Check every line below for the word "tech" and copy the ones that have it.

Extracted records
◆ ◆ ◆ ◆ ◆

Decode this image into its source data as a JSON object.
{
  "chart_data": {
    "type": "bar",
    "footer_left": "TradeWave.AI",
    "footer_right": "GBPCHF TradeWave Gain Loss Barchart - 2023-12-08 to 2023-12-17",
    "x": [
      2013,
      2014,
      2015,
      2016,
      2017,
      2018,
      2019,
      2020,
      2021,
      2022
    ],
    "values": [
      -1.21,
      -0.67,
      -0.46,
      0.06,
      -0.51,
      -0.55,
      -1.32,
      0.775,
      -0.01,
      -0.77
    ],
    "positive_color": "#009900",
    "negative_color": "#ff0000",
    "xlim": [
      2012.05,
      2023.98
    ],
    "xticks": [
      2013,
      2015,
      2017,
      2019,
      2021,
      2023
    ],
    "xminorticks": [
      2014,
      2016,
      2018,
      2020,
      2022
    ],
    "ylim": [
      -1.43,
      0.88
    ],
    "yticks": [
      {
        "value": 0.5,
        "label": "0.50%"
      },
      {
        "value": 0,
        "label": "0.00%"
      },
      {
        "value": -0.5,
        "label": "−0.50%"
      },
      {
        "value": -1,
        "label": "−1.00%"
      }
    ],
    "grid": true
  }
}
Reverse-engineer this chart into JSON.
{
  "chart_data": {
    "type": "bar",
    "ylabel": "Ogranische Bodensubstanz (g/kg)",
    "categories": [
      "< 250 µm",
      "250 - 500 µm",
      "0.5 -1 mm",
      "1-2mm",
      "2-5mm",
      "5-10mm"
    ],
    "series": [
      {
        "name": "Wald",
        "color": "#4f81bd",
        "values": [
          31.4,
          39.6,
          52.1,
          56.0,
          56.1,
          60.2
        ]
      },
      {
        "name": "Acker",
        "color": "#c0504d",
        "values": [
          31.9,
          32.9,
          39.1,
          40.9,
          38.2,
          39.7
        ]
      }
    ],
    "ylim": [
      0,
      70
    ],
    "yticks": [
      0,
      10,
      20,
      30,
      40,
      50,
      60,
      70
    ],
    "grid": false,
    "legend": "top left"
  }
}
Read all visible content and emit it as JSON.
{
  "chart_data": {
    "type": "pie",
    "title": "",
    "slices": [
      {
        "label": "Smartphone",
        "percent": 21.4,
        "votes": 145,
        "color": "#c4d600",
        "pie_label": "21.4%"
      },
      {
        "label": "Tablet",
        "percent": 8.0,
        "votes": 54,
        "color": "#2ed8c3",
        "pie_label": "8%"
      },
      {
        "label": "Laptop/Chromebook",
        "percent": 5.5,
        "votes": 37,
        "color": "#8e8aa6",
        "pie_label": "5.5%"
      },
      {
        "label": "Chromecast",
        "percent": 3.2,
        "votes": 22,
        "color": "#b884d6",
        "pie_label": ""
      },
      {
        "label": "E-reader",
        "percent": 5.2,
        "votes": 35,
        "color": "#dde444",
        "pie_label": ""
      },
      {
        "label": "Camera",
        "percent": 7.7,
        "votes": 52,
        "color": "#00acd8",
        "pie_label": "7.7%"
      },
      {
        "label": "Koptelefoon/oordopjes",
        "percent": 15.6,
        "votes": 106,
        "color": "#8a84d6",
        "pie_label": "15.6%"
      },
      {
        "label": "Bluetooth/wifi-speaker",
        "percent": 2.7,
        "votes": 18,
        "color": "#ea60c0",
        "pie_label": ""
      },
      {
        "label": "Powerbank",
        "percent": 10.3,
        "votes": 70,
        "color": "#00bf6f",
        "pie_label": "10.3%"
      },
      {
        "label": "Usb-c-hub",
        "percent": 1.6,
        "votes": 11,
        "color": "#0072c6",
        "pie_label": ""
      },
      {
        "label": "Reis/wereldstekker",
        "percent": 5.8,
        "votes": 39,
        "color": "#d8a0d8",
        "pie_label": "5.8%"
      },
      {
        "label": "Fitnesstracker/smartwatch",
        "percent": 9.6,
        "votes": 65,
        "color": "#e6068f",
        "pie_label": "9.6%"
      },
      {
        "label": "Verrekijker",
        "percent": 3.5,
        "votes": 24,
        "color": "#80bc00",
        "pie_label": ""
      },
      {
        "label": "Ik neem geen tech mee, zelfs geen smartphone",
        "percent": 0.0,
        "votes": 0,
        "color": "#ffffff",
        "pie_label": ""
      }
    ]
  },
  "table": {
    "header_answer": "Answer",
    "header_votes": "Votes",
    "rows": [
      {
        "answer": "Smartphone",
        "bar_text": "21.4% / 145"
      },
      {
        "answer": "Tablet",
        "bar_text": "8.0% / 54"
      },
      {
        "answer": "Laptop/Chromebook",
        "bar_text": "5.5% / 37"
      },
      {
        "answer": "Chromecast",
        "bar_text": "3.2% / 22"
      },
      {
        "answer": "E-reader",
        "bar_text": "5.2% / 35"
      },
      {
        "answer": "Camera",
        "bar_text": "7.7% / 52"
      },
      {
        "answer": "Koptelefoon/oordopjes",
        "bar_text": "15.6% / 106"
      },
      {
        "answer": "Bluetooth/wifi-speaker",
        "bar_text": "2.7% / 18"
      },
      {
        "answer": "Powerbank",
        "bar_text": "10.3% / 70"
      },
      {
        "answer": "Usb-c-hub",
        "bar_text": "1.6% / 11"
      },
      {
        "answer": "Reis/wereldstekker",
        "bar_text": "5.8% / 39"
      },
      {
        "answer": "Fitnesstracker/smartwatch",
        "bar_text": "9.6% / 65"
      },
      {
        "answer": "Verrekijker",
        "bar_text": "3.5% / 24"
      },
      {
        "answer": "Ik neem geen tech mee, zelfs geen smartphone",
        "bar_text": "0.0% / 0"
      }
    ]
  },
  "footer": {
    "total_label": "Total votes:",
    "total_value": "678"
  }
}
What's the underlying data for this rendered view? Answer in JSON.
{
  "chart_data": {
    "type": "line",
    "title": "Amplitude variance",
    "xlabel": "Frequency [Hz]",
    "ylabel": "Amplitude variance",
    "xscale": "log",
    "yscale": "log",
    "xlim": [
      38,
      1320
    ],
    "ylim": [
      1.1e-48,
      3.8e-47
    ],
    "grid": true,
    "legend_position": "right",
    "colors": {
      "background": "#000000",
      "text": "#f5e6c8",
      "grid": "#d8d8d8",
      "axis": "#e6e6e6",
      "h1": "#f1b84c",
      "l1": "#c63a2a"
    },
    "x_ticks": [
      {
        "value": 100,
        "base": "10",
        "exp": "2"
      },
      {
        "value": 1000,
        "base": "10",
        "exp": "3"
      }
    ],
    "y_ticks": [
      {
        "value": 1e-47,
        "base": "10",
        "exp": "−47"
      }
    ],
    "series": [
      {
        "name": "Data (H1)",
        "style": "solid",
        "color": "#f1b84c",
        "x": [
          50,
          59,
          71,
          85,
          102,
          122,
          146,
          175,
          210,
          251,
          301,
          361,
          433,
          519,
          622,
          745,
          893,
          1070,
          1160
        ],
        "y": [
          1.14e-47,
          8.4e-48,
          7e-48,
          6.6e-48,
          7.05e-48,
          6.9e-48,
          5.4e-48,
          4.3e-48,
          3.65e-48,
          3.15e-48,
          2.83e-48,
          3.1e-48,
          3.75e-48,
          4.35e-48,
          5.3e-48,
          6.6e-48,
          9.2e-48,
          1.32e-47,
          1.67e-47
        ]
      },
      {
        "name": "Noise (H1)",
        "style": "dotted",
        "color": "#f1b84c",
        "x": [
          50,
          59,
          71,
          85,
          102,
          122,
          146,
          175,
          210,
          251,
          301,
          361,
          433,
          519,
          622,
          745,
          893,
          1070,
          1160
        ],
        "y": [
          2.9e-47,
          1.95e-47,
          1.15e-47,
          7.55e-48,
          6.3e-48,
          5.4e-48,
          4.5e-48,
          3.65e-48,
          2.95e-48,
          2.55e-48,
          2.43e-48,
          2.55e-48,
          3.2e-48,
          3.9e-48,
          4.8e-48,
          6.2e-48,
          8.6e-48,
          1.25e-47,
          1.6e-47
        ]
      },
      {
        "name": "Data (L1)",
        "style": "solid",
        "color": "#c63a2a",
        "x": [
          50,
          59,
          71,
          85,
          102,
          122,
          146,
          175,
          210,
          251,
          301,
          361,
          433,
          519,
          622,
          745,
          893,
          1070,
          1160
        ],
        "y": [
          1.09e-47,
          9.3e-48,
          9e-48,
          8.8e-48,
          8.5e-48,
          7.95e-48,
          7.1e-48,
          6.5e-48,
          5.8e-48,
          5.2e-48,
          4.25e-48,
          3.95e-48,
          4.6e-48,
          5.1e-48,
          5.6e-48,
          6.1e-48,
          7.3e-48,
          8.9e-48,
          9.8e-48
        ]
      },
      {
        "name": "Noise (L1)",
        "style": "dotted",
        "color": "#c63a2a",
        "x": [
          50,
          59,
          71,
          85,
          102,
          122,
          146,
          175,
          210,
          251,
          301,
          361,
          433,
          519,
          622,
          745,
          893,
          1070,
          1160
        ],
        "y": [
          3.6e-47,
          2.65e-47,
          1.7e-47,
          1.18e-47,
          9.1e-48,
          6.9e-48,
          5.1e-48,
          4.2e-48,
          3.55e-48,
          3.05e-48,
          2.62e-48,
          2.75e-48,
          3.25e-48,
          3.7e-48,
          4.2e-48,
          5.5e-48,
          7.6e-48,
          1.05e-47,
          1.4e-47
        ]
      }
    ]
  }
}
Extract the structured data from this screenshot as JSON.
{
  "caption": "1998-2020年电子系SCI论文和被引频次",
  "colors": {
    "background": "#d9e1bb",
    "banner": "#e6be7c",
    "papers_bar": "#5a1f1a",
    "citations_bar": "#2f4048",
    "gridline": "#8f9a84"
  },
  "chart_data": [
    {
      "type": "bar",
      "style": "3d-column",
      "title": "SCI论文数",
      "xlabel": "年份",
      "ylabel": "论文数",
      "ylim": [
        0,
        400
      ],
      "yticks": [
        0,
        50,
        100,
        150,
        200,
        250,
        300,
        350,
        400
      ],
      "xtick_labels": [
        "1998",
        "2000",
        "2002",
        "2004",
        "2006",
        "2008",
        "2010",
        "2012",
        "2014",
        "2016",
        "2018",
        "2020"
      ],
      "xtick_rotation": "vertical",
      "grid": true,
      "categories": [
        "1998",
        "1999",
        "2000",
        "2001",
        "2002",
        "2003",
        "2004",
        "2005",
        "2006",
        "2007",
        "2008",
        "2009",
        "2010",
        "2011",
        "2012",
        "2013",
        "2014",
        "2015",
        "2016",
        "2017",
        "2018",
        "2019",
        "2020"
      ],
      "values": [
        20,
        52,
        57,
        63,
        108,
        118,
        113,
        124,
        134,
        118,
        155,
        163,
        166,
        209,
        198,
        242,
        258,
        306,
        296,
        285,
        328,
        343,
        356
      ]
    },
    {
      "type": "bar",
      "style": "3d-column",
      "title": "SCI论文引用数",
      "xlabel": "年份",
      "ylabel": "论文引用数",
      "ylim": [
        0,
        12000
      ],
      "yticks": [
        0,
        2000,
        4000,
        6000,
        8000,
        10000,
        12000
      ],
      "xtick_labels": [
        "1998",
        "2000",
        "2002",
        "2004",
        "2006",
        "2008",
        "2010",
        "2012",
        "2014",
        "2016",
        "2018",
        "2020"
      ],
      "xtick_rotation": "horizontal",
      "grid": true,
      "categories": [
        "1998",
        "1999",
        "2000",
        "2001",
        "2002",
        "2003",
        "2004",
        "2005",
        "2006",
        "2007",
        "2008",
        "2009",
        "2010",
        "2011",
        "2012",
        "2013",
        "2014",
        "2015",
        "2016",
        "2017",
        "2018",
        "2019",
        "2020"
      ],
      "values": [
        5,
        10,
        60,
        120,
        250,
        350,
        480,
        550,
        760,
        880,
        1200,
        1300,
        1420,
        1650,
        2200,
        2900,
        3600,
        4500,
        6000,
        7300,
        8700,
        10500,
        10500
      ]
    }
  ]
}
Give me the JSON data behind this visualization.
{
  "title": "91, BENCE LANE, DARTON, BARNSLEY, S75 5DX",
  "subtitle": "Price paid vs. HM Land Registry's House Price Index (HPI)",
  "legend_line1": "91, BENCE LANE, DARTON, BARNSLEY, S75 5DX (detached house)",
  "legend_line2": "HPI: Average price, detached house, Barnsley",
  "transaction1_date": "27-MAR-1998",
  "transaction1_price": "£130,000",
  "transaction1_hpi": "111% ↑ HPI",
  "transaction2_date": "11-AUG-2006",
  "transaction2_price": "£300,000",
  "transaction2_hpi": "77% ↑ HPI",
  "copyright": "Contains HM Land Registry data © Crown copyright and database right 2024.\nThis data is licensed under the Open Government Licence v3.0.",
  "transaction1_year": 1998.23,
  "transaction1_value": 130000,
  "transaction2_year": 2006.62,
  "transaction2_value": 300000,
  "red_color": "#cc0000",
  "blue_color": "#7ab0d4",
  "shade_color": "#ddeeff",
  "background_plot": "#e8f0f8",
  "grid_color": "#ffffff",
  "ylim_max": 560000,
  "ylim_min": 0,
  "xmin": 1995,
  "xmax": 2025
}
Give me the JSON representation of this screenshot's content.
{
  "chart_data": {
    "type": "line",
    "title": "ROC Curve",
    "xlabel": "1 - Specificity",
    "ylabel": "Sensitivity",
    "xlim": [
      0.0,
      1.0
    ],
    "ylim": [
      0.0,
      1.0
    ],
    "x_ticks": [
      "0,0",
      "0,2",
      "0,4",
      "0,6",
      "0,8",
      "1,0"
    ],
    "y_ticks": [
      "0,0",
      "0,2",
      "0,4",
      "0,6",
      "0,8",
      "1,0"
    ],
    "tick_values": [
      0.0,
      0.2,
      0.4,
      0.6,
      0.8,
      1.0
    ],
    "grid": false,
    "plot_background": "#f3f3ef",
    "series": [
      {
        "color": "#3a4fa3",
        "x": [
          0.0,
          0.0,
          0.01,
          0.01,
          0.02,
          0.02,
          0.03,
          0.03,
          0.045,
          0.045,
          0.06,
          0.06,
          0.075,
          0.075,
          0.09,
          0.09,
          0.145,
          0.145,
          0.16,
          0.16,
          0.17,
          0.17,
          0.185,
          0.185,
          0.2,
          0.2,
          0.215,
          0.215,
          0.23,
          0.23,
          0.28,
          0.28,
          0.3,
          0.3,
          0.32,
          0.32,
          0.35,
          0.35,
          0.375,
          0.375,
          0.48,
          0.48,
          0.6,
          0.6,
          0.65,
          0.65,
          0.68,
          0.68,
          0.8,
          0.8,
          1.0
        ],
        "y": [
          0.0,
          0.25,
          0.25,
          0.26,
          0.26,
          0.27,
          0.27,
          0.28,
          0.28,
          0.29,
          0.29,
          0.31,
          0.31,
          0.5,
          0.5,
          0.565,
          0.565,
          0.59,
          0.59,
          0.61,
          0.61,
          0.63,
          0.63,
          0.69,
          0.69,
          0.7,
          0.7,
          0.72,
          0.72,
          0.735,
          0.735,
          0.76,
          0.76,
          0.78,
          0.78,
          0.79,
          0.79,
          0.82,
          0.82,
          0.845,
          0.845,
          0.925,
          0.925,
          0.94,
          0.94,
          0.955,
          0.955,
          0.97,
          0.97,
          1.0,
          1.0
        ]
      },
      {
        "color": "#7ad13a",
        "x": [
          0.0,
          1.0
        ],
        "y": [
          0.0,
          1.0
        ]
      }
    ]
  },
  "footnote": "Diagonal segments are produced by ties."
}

◆ ◆ ◆ ◆ ◆

Full output:
        "label": "Ik neem geen tech mee, zelfs geen smartphone",
        "answer": "Ik neem geen tech mee, zelfs geen smartphone",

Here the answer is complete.